> Problem:
Find the word "直接投資収益" in the material below and gather every line that contains it.

> Given records:

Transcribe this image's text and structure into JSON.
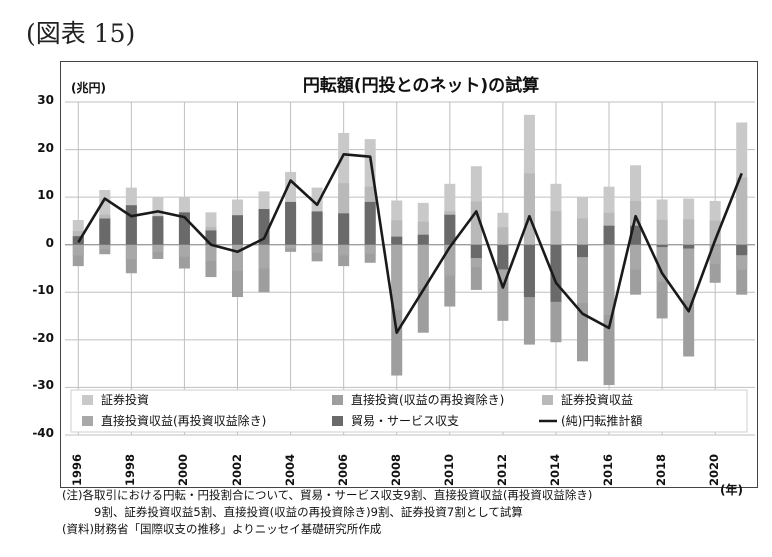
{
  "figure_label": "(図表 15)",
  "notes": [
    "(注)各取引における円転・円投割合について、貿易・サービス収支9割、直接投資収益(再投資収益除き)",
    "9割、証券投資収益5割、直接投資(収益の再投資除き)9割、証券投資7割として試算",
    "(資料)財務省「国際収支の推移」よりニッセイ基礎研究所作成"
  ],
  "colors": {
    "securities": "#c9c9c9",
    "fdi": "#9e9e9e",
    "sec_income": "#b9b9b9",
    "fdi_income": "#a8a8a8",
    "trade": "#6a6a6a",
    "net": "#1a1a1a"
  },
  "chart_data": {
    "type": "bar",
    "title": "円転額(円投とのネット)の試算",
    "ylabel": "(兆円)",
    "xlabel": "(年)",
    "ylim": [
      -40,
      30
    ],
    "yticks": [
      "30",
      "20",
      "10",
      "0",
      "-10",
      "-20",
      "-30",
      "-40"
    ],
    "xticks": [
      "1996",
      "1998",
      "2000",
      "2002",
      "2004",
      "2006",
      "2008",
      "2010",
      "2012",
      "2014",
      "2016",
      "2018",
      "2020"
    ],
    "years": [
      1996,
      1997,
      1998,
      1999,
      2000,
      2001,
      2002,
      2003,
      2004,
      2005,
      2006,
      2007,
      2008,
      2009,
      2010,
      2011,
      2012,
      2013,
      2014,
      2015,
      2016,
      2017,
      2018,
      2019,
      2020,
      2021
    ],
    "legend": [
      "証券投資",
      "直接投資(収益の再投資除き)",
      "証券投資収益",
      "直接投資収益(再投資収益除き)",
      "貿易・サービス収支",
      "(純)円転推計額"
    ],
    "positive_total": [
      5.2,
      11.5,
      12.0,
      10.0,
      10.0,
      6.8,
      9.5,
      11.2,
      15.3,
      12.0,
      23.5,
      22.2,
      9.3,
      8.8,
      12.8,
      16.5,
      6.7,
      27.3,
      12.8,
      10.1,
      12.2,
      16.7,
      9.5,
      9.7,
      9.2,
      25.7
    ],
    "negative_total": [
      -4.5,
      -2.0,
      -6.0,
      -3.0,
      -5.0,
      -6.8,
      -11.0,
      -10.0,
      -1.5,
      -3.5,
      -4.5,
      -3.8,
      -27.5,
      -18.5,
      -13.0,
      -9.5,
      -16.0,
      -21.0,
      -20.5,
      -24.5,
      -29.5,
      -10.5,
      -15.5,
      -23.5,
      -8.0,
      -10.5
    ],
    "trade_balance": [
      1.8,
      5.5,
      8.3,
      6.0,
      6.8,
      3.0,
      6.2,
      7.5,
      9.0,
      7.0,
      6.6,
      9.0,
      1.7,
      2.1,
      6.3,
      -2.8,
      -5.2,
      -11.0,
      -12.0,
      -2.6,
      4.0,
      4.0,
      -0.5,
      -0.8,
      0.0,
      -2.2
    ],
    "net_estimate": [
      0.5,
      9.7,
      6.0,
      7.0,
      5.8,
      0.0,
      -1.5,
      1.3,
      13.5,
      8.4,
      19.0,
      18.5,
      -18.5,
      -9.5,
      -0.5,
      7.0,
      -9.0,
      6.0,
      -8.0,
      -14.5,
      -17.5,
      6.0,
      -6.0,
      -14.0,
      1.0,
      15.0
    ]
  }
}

> Correct response:
    "(注)各取引における円転・円投割合について、貿易・サービス収支9割、直接投資収益(再投資収益除き)",
      "直接投資収益(再投資収益除き)",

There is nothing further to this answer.